● **Permintaan Tertulis 1**
Terjemahkan kalimat "Pembahasan Tata Tertib DPRD dinilai masyarakat luas hanya kegiatan pemborosan dan membuang–buang anggaran saja." dari teks tentang DPRD Kota Kupang ke dalam bahasa Inggris.

● **Kutipan Teks**
++++++++++
Post views: counter

Rabu, 07 Januari 2015

Wakil Rakyat= Vampire Hunter


Oleh Igo Halimaking

Salah satu agenda DPRD Kota Kupang yang saat ini cukup mendesak diawal masa baktinya, yakni membahas Peraturan DPRD tentang Tata Tertib DPRD. Kegiatan tersebut rupanya mendapat perhatian dari kalangan masyarakat, bahkan masyarakatpun ikut mengritisi dalam proses pembahasan Tata Tertib DPRD tersebut. Pembahasan Tata Tertib DPRD dinilai masyarakat luas hanya kegiatan pemborosan dan membuang–buang anggaran saja. Lebih-lebih pembahasan Keputusan DPRD itu, dibarengi kunjungan kerja keluar daerah dimana para anggota DPRD Kota Kupang sebayak 37 minus 3 orang dari fraksi PKB mengikuti kunjungan kerja kunker ke Kementerian Dalam Negeri (Kemendagri) dan Dirjen Bina Marga Kementerian Pekerja Umum di Jakarta dari tanggal 7-10 Oktober 2014 yang menyedot anggaran sekitar Rp 750 juta.
++++++++++
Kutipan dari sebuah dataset
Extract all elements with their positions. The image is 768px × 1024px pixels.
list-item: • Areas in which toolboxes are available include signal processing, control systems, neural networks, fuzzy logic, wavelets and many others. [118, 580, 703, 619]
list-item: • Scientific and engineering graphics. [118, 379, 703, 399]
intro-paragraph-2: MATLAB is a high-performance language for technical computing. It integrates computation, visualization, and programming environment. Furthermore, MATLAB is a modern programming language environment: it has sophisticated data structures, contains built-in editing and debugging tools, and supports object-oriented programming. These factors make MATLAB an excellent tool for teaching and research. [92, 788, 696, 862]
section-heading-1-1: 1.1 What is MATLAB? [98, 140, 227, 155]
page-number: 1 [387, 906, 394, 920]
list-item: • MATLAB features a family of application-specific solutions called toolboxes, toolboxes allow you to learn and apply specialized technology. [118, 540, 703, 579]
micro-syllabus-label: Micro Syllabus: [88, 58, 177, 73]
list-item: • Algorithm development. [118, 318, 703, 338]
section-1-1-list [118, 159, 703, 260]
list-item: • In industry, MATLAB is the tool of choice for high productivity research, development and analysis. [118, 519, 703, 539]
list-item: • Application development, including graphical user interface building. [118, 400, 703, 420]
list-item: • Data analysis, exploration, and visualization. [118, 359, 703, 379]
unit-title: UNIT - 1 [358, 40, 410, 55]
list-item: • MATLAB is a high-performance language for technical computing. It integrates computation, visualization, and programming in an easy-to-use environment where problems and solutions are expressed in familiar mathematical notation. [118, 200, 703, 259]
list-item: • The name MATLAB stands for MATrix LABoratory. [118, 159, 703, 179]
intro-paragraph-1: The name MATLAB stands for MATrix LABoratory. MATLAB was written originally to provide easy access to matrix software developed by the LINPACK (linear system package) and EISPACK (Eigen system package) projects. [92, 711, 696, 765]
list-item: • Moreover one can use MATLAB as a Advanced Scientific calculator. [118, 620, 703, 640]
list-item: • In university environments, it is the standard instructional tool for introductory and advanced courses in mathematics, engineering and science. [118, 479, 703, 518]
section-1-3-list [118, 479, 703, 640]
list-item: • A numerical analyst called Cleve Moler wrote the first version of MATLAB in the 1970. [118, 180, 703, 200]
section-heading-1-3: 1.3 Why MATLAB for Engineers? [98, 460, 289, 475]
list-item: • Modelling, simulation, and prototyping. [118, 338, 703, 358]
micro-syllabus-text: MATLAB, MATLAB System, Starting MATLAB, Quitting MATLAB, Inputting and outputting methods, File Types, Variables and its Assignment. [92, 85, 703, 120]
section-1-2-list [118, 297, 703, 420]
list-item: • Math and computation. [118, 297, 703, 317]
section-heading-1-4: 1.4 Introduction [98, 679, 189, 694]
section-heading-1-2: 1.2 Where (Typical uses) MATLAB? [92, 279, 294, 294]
++++++++++
● **Permintaan Tertulis 2**
Ubah "toolboxes" menjadi "toolkits" pada entri dataset, mulai dari entri pertama sampai baris yang memuat "list-item: • The", kedua ujungnya termasuk. Tuliskan kembali hanya bagian itu dan biarkan selebihnya tidak berubah.

● **Jawaban Tertulis 1**
The public at large regards the deliberation of the DPRD Rules of Procedure as merely a wasteful activity that squanders the budget.

● **Jawaban Tertulis 2**
Extract all elements with their positions. The image is 768px × 1024px pixels.
list-item: • Areas in which toolkits are available include signal processing, control systems, neural networks, fuzzy logic, wavelets and many others. [118, 580, 703, 619]
list-item: • Scientific and engineering graphics. [118, 379, 703, 399]
intro-paragraph-2: MATLAB is a high-performance language for technical computing. It integrates computation, visualization, and programming environment. Furthermore, MATLAB is a modern programming language environment: it has sophisticated data structures, contains built-in editing and debugging tools, and supports object-oriented programming. These factors make MATLAB an excellent tool for teaching and research. [92, 788, 696, 862]
section-heading-1-1: 1.1 What is MATLAB? [98, 140, 227, 155]
page-number: 1 [387, 906, 394, 920]
list-item: • MATLAB features a family of application-specific solutions called toolkits, toolkits allow you to learn and apply specialized technology. [118, 540, 703, 579]
micro-syllabus-label: Micro Syllabus: [88, 58, 177, 73]
list-item: • Algorithm development. [118, 318, 703, 338]
section-1-1-list [118, 159, 703, 260]
list-item: • In industry, MATLAB is the tool of choice for high productivity research, development and analysis. [118, 519, 703, 539]
list-item: • Application development, including graphical user interface building. [118, 400, 703, 420]
list-item: • Data analysis, exploration, and visualization. [118, 359, 703, 379]
unit-title: UNIT - 1 [358, 40, 410, 55]
list-item: • MATLAB is a high-performance language for technical computing. It integrates computation, visualization, and programming in an easy-to-use environment where problems and solutions are expressed in familiar mathematical notation. [118, 200, 703, 259]
list-item: • The name MATLAB stands for MATrix LABoratory. [118, 159, 703, 179]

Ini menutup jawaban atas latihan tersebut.